• [Written task]
Check every line below for the word "Category" and copy the ones that have it.

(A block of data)
###

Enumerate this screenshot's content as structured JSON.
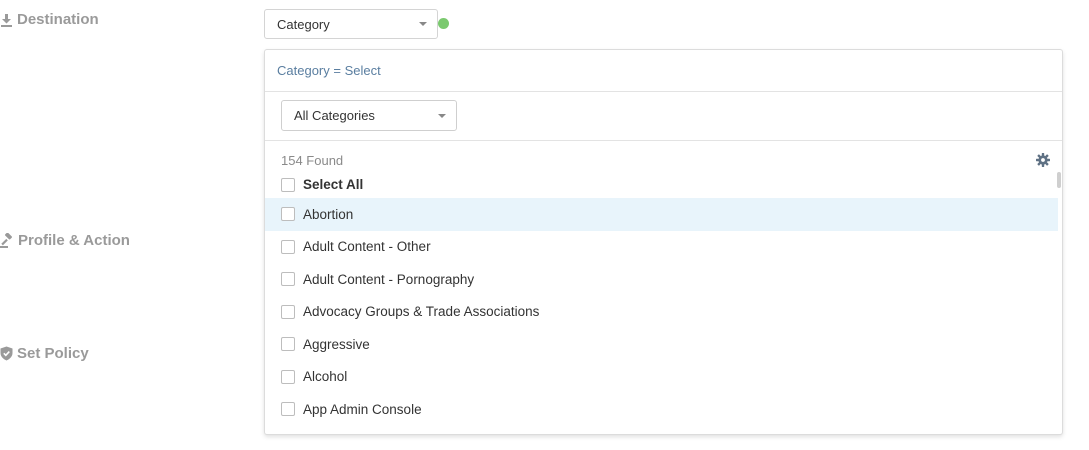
{
  "sections": {
    "destination": "Destination",
    "profile_action": "Profile & Action",
    "set_policy": "Set Policy"
  },
  "destination_type": {
    "selected": "Category"
  },
  "panel": {
    "header": "Category = Select",
    "filter_selected": "All Categories",
    "found_count": "154 Found",
    "select_all_label": "Select All",
    "items": [
      "Abortion",
      "Adult Content - Other",
      "Adult Content - Pornography",
      "Advocacy Groups & Trade Associations",
      "Aggressive",
      "Alcohol",
      "App Admin Console"
    ],
    "hovered_item": "Abortion"
  },
  "icons": {
    "destination": "download-icon",
    "profile_action": "gavel-icon",
    "set_policy": "shield-check-icon",
    "settings": "gear-icon"
  },
  "colors": {
    "status_dot": "#7bc96f",
    "hover_row": "#e8f4fb",
    "header_text": "#5a7ea0"
  }
}
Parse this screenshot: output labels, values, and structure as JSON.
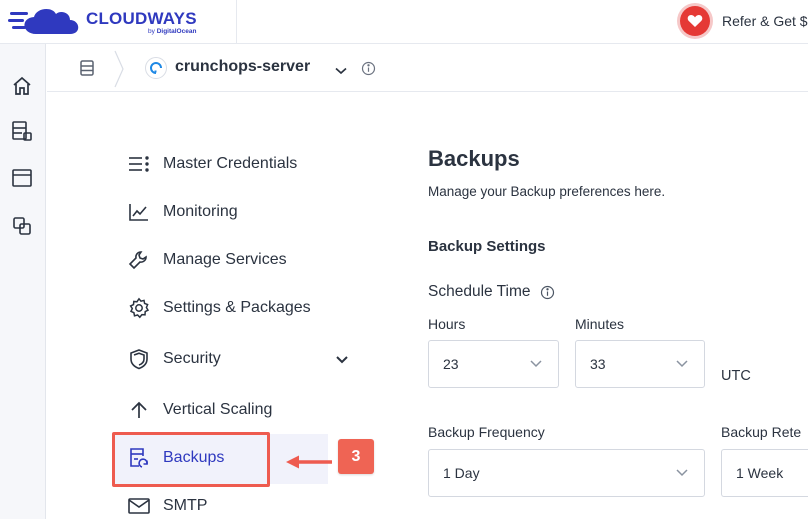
{
  "brand": {
    "name": "CLOUDWAYS",
    "byline_prefix": "by",
    "byline_company": "DigitalOcean",
    "color": "#2f39bf"
  },
  "header": {
    "refer_label": "Refer & Get $"
  },
  "breadcrumb": {
    "server_name": "crunchops-server"
  },
  "menu": {
    "items": [
      {
        "label": "Master Credentials",
        "icon": "list-icon"
      },
      {
        "label": "Monitoring",
        "icon": "chart-icon"
      },
      {
        "label": "Manage Services",
        "icon": "wrench-icon"
      },
      {
        "label": "Settings & Packages",
        "icon": "gear-icon"
      },
      {
        "label": "Security",
        "icon": "shield-icon"
      },
      {
        "label": "Vertical Scaling",
        "icon": "arrow-up-icon"
      },
      {
        "label": "Backups",
        "icon": "backup-icon"
      },
      {
        "label": "SMTP",
        "icon": "mail-icon"
      }
    ],
    "active": "Backups"
  },
  "callout": {
    "step": "3",
    "color": "#ee5b4f"
  },
  "content": {
    "title": "Backups",
    "description": "Manage your Backup preferences here.",
    "section_title": "Backup Settings",
    "schedule_label": "Schedule Time",
    "hours_label": "Hours",
    "hours_value": "23",
    "minutes_label": "Minutes",
    "minutes_value": "33",
    "timezone": "UTC",
    "frequency_label": "Backup Frequency",
    "frequency_value": "1 Day",
    "retention_label": "Backup Rete",
    "retention_value": "1 Week"
  }
}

###

• [The solution]
    "selected": "Category"
    "header": "Category = Select",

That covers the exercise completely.